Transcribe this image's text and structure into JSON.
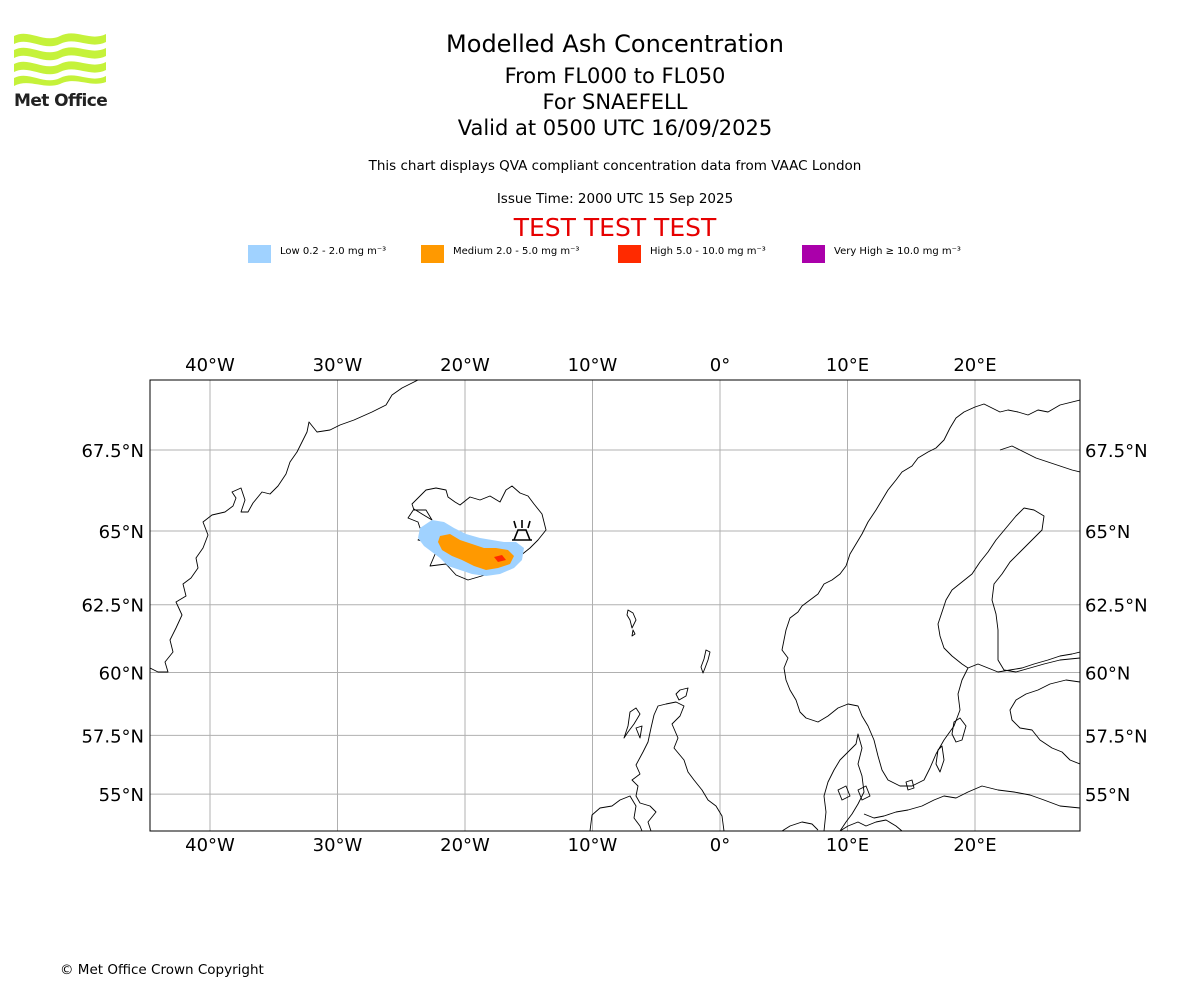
{
  "logo": {
    "text": "Met Office"
  },
  "header": {
    "title": "Modelled Ash Concentration",
    "levels": "From FL000 to FL050",
    "volcano": "For SNAEFELL",
    "valid": "Valid at 0500 UTC 16/09/2025",
    "description": "This chart displays QVA compliant concentration data from VAAC London",
    "issue_time": "Issue Time: 2000 UTC 15 Sep 2025",
    "test_banner": "TEST TEST TEST"
  },
  "legend": [
    {
      "label": "Low 0.2 - 2.0 mg m⁻³",
      "color": "#a0d2ff"
    },
    {
      "label": "Medium 2.0 - 5.0 mg m⁻³",
      "color": "#ff9900"
    },
    {
      "label": "High 5.0 - 10.0 mg m⁻³",
      "color": "#ff2a00"
    },
    {
      "label": "Very High ≥ 10.0 mg m⁻³",
      "color": "#aa00aa"
    }
  ],
  "map": {
    "extent": {
      "lon_min": -44.7,
      "lon_max": 28.2,
      "lat_min": 53.6,
      "lat_max": 69.7
    },
    "lon_ticks": [
      {
        "lon": -40,
        "label": "40°W"
      },
      {
        "lon": -30,
        "label": "30°W"
      },
      {
        "lon": -20,
        "label": "20°W"
      },
      {
        "lon": -10,
        "label": "10°W"
      },
      {
        "lon": 0,
        "label": "0°"
      },
      {
        "lon": 10,
        "label": "10°E"
      },
      {
        "lon": 20,
        "label": "20°E"
      }
    ],
    "lat_ticks": [
      {
        "lat": 67.5,
        "label": "67.5°N"
      },
      {
        "lat": 65,
        "label": "65°N"
      },
      {
        "lat": 62.5,
        "label": "62.5°N"
      },
      {
        "lat": 60,
        "label": "60°N"
      },
      {
        "lat": 57.5,
        "label": "57.5°N"
      },
      {
        "lat": 55,
        "label": "55°N"
      }
    ],
    "volcano_symbol": "volcano-icon",
    "ash_colors": {
      "low": "#a0d2ff",
      "medium": "#ff9900",
      "high": "#ff2a00"
    }
  },
  "footer": {
    "copyright": "© Met Office Crown Copyright"
  }
}
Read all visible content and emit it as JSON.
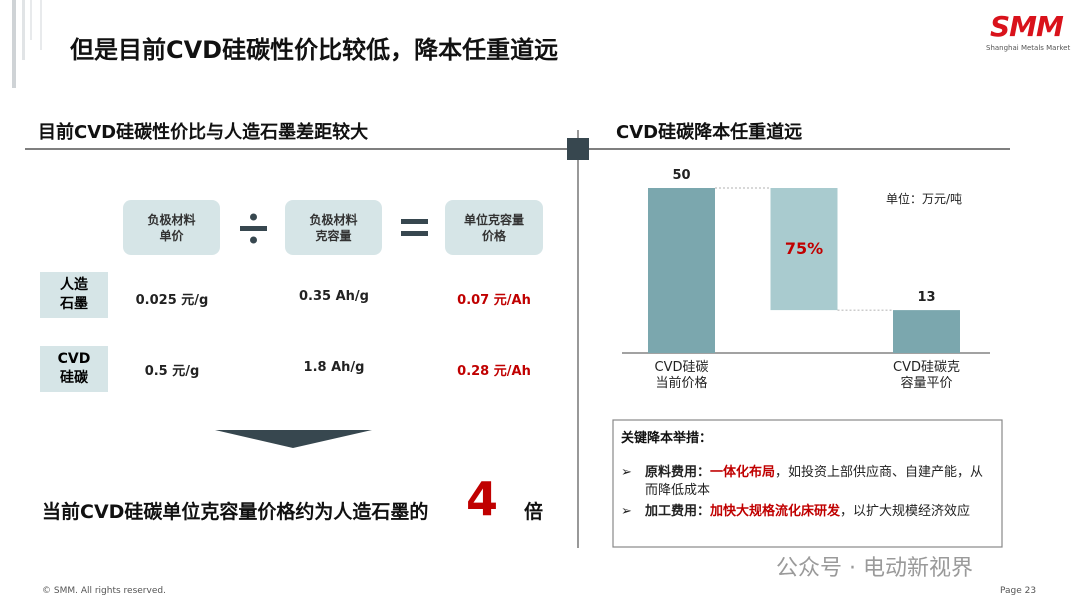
{
  "header": {
    "title": "但是目前CVD硅碳性价比较低，降本任重道远",
    "logo": "SMM",
    "logo_sub": "Shanghai Metals Market"
  },
  "left": {
    "heading": "目前CVD硅碳性价比与人造石墨差距较大",
    "columns": [
      "负极材料\n单价",
      "负极材料\n克容量",
      "单位克容量\n价格"
    ],
    "rows": [
      {
        "label": "人造\n石墨",
        "values": [
          "0.025 元/g",
          "0.35 Ah/g",
          "0.07 元/Ah"
        ]
      },
      {
        "label": "CVD\n硅碳",
        "values": [
          "0.5 元/g",
          "1.8 Ah/g",
          "0.28 元/Ah"
        ]
      }
    ],
    "conclusion": {
      "text": "当前CVD硅碳单位克容量价格约为人造石墨的",
      "number": "4",
      "suffix": "倍"
    }
  },
  "right": {
    "heading": "CVD硅碳降本任重道远",
    "measures": {
      "title": "关键降本举措：",
      "items": [
        {
          "label": "原料费用：",
          "highlight": "一体化布局",
          "text": "，如投资上部供应商、自建产能，从而降低成本"
        },
        {
          "label": "加工费用：",
          "highlight": "加快大规格流化床研发",
          "text": "，以扩大规模经济效应"
        }
      ]
    }
  },
  "chart_data": {
    "type": "waterfall",
    "categories": [
      "CVD硅碳\n当前价格",
      null,
      "CVD硅碳克\n容量平价"
    ],
    "values": [
      50,
      -37,
      13
    ],
    "unit": "单位：万元/吨",
    "annotation": "75%",
    "color": "#7ba7ae",
    "color_change": "#a9cbcf"
  },
  "footer": {
    "copyright": "© SMM. All rights reserved.",
    "page": "Page 23"
  },
  "watermark": "公众号 · 电动新视界"
}
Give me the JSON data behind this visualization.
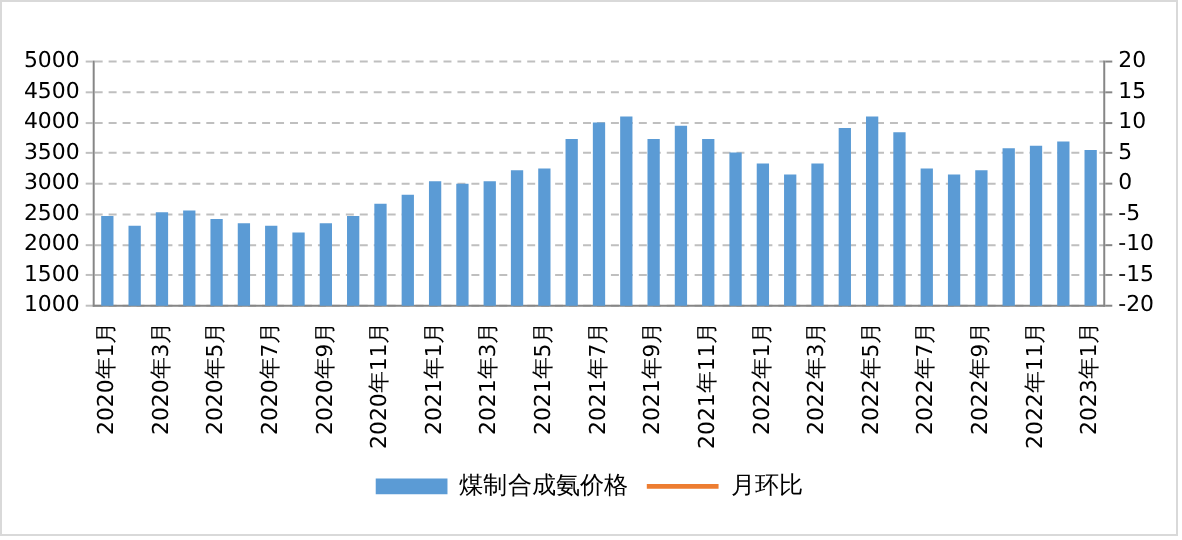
{
  "chart_data": {
    "type": "bar",
    "categories": [
      "2020年1月",
      null,
      "2020年3月",
      null,
      "2020年5月",
      null,
      "2020年7月",
      null,
      "2020年9月",
      null,
      "2020年11月",
      null,
      "2021年1月",
      null,
      "2021年3月",
      null,
      "2021年5月",
      null,
      "2021年7月",
      null,
      "2021年9月",
      null,
      "2021年11月",
      null,
      "2022年1月",
      null,
      "2022年3月",
      null,
      "2022年5月",
      null,
      "2022年7月",
      null,
      "2022年9月",
      null,
      "2022年11月",
      null,
      "2023年1月"
    ],
    "series": [
      {
        "name": "煤制合成氨价格",
        "color": "#5b9bd5",
        "values": [
          2470,
          2310,
          2530,
          2560,
          2420,
          2350,
          2310,
          2200,
          2350,
          2470,
          2670,
          2820,
          3040,
          3000,
          3040,
          3220,
          3250,
          3730,
          4000,
          4100,
          3730,
          3950,
          3730,
          3510,
          3330,
          3150,
          3330,
          3910,
          4100,
          3840,
          3250,
          3150,
          3220,
          3580,
          3620,
          3690,
          3550
        ]
      },
      {
        "name": "月环比",
        "type": "line",
        "axis": "y2",
        "color": "#ed7d31",
        "values": [
          null,
          null,
          null,
          null,
          null,
          null,
          null,
          null,
          null,
          null,
          null,
          null,
          null,
          null,
          null,
          null,
          null,
          null,
          null,
          null,
          null,
          null,
          null,
          null,
          null,
          null,
          null,
          null,
          null,
          null,
          null,
          null,
          null,
          null,
          null,
          null,
          null
        ]
      }
    ],
    "ylim": [
      1000,
      5000
    ],
    "yticks": [
      1000,
      1500,
      2000,
      2500,
      3000,
      3500,
      4000,
      4500,
      5000
    ],
    "y2lim": [
      -20,
      20
    ],
    "y2ticks": [
      -20,
      -15,
      -10,
      -5,
      0,
      5,
      10,
      15,
      20
    ],
    "grid": "y",
    "legend": "bottom"
  }
}
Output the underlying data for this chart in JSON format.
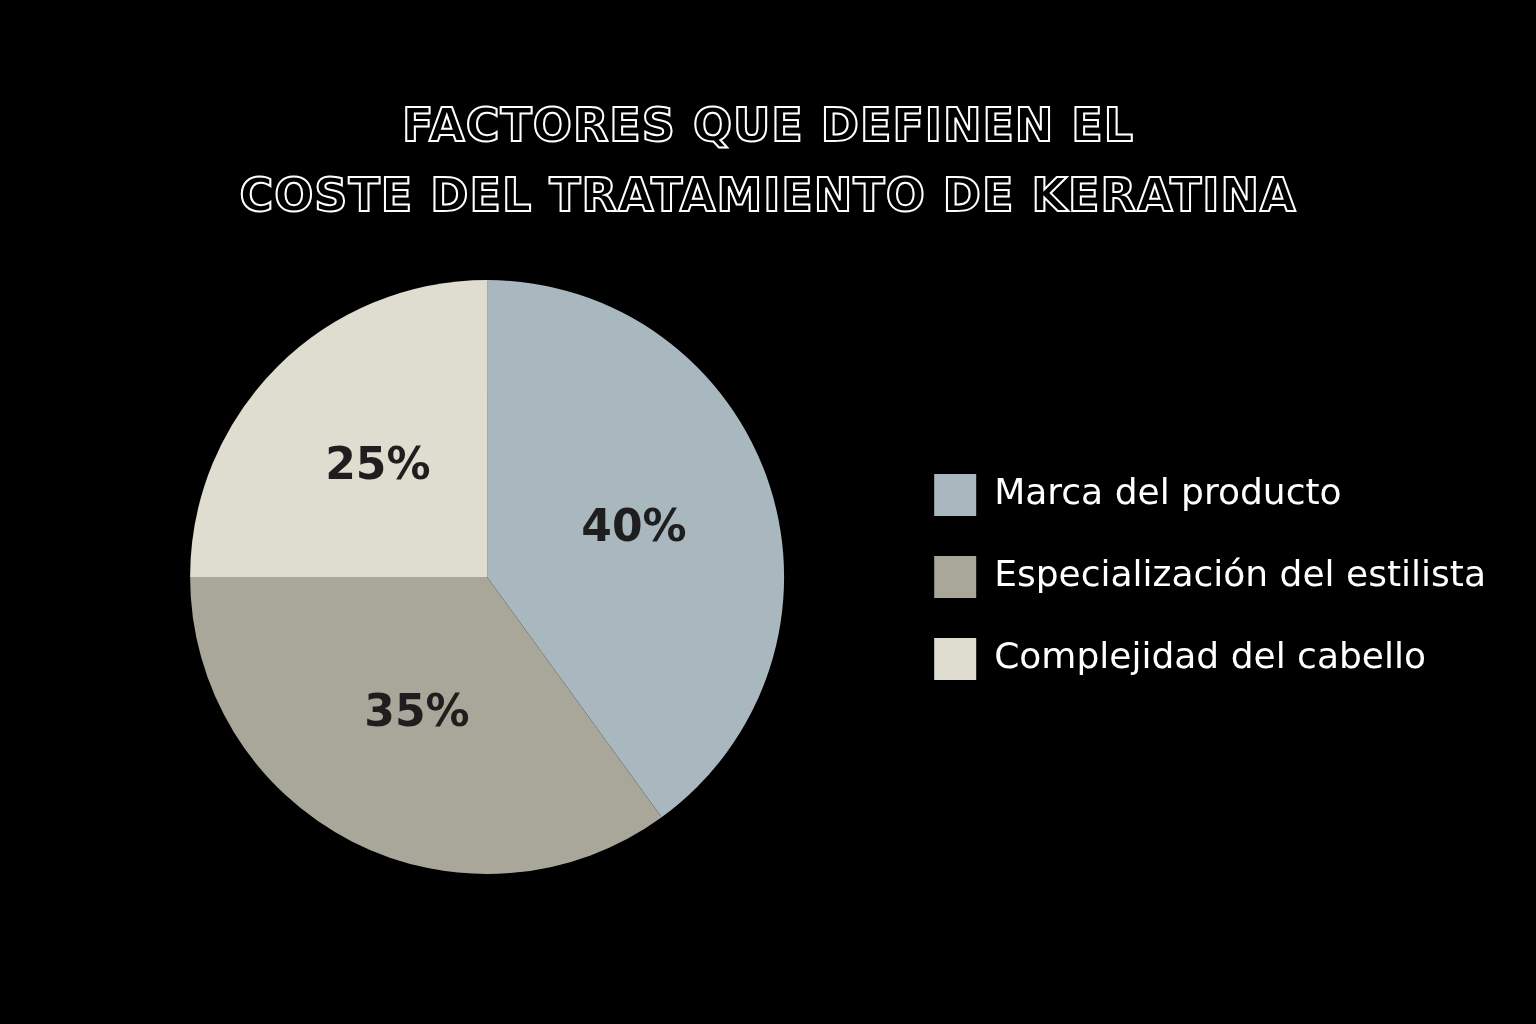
{
  "chart_data": {
    "type": "pie",
    "title": "FACTORES QUE DEFINEN EL\nCOSTE DEL TRATAMIENTO DE KERATINA",
    "categories": [
      "Marca del producto",
      "Especialización del estilista",
      "Complejidad del cabello"
    ],
    "values": [
      40,
      35,
      25
    ],
    "colors": [
      "#a9b8bf",
      "#a8a799",
      "#dfddd0"
    ],
    "value_labels": [
      "40%",
      "35%",
      "25%"
    ],
    "legend": "right"
  }
}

-----

→ GIVEN INSTRUCTION:
Repeat the records word for word. Any picture in them should be left out.

→ EXERCISE ANSWER:
Transcribe this image's text and structure into JSON.
{
  "logo": {
    "text": "Met Office"
  },
  "header": {
    "title": "Modelled Ash Concentration",
    "levels": "From FL000 to FL050",
    "volcano": "For SNAEFELL",
    "valid": "Valid at 0500 UTC 16/09/2025",
    "description": "This chart displays QVA compliant concentration data from VAAC London",
    "issue_time": "Issue Time: 2000 UTC 15 Sep 2025",
    "test_banner": "TEST TEST TEST"
  },
  "legend": [
    {
      "label": "Low 0.2 - 2.0 mg m⁻³",
      "color": "#a0d2ff"
    },
    {
      "label": "Medium 2.0 - 5.0 mg m⁻³",
      "color": "#ff9900"
    },
    {
      "label": "High 5.0 - 10.0 mg m⁻³",
      "color": "#ff2a00"
    },
    {
      "label": "Very High ≥ 10.0 mg m⁻³",
      "color": "#aa00aa"
    }
  ],
  "map": {
    "extent": {
      "lon_min": -44.7,
      "lon_max": 28.2,
      "lat_min": 53.6,
      "lat_max": 69.7
    },
    "lon_ticks": [
      {
        "lon": -40,
        "label": "40°W"
      },
      {
        "lon": -30,
        "label": "30°W"
      },
      {
        "lon": -20,
        "label": "20°W"
      },
      {
        "lon": -10,
        "label": "10°W"
      },
      {
        "lon": 0,
        "label": "0°"
      },
      {
        "lon": 10,
        "label": "10°E"
      },
      {
        "lon": 20,
        "label": "20°E"
      }
    ],
    "lat_ticks": [
      {
        "lat": 67.5,
        "label": "67.5°N"
      },
      {
        "lat": 65,
        "label": "65°N"
      },
      {
        "lat": 62.5,
        "label": "62.5°N"
      },
      {
        "lat": 60,
        "label": "60°N"
      },
      {
        "lat": 57.5,
        "label": "57.5°N"
      },
      {
        "lat": 55,
        "label": "55°N"
      }
    ],
    "volcano_symbol": "volcano-icon",
    "ash_colors": {
      "low": "#a0d2ff",
      "medium": "#ff9900",
      "high": "#ff2a00"
    }
  },
  "footer": {
    "copyright": "© Met Office Crown Copyright"
  }
}
Read all visible content and emit it as JSON.
{
  "header": {
    "title": "但是目前CVD硅碳性价比较低，降本任重道远",
    "logo": "SMM",
    "logo_sub": "Shanghai Metals Market"
  },
  "left": {
    "heading": "目前CVD硅碳性价比与人造石墨差距较大",
    "columns": [
      "负极材料\n单价",
      "负极材料\n克容量",
      "单位克容量\n价格"
    ],
    "rows": [
      {
        "label": "人造\n石墨",
        "values": [
          "0.025 元/g",
          "0.35 Ah/g",
          "0.07 元/Ah"
        ]
      },
      {
        "label": "CVD\n硅碳",
        "values": [
          "0.5 元/g",
          "1.8 Ah/g",
          "0.28 元/Ah"
        ]
      }
    ],
    "conclusion": {
      "text": "当前CVD硅碳单位克容量价格约为人造石墨的",
      "number": "4",
      "suffix": "倍"
    }
  },
  "right": {
    "heading": "CVD硅碳降本任重道远",
    "measures": {
      "title": "关键降本举措：",
      "items": [
        {
          "label": "原料费用：",
          "highlight": "一体化布局",
          "text": "，如投资上部供应商、自建产能，从而降低成本"
        },
        {
          "label": "加工费用：",
          "highlight": "加快大规格流化床研发",
          "text": "，以扩大规模经济效应"
        }
      ]
    }
  },
  "chart_data": {
    "type": "waterfall",
    "categories": [
      "CVD硅碳\n当前价格",
      null,
      "CVD硅碳克\n容量平价"
    ],
    "values": [
      50,
      -37,
      13
    ],
    "unit": "单位：万元/吨",
    "annotation": "75%",
    "color": "#7ba7ae",
    "color_change": "#a9cbcf"
  },
  "footer": {
    "copyright": "© SMM. All rights reserved.",
    "page": "Page 23"
  },
  "watermark": "公众号 · 电动新视界"
}
Give me the JSON data behind this visualization.
{
  "chart_data": {
    "type": "bar",
    "categories": [
      "2020年1月",
      null,
      "2020年3月",
      null,
      "2020年5月",
      null,
      "2020年7月",
      null,
      "2020年9月",
      null,
      "2020年11月",
      null,
      "2021年1月",
      null,
      "2021年3月",
      null,
      "2021年5月",
      null,
      "2021年7月",
      null,
      "2021年9月",
      null,
      "2021年11月",
      null,
      "2022年1月",
      null,
      "2022年3月",
      null,
      "2022年5月",
      null,
      "2022年7月",
      null,
      "2022年9月",
      null,
      "2022年11月",
      null,
      "2023年1月"
    ],
    "series": [
      {
        "name": "煤制合成氨价格",
        "color": "#5b9bd5",
        "values": [
          2470,
          2310,
          2530,
          2560,
          2420,
          2350,
          2310,
          2200,
          2350,
          2470,
          2670,
          2820,
          3040,
          3000,
          3040,
          3220,
          3250,
          3730,
          4000,
          4100,
          3730,
          3950,
          3730,
          3510,
          3330,
          3150,
          3330,
          3910,
          4100,
          3840,
          3250,
          3150,
          3220,
          3580,
          3620,
          3690,
          3550
        ]
      },
      {
        "name": "月环比",
        "type": "line",
        "axis": "y2",
        "color": "#ed7d31",
        "values": [
          null,
          null,
          null,
          null,
          null,
          null,
          null,
          null,
          null,
          null,
          null,
          null,
          null,
          null,
          null,
          null,
          null,
          null,
          null,
          null,
          null,
          null,
          null,
          null,
          null,
          null,
          null,
          null,
          null,
          null,
          null,
          null,
          null,
          null,
          null,
          null,
          null
        ]
      }
    ],
    "ylim": [
      1000,
      5000
    ],
    "yticks": [
      1000,
      1500,
      2000,
      2500,
      3000,
      3500,
      4000,
      4500,
      5000
    ],
    "y2lim": [
      -20,
      20
    ],
    "y2ticks": [
      -20,
      -15,
      -10,
      -5,
      0,
      5,
      10,
      15,
      20
    ],
    "grid": "y",
    "legend": "bottom"
  }
}
Output the underlying data for this chart in JSON format.
{
  "chart_data": {
    "type": "pie",
    "title": "FACTORES QUE DEFINEN EL\nCOSTE DEL TRATAMIENTO DE KERATINA",
    "categories": [
      "Marca del producto",
      "Especialización del estilista",
      "Complejidad del cabello"
    ],
    "values": [
      40,
      35,
      25
    ],
    "colors": [
      "#a9b8bf",
      "#a8a799",
      "#dfddd0"
    ],
    "value_labels": [
      "40%",
      "35%",
      "25%"
    ],
    "legend": "right"
  }
}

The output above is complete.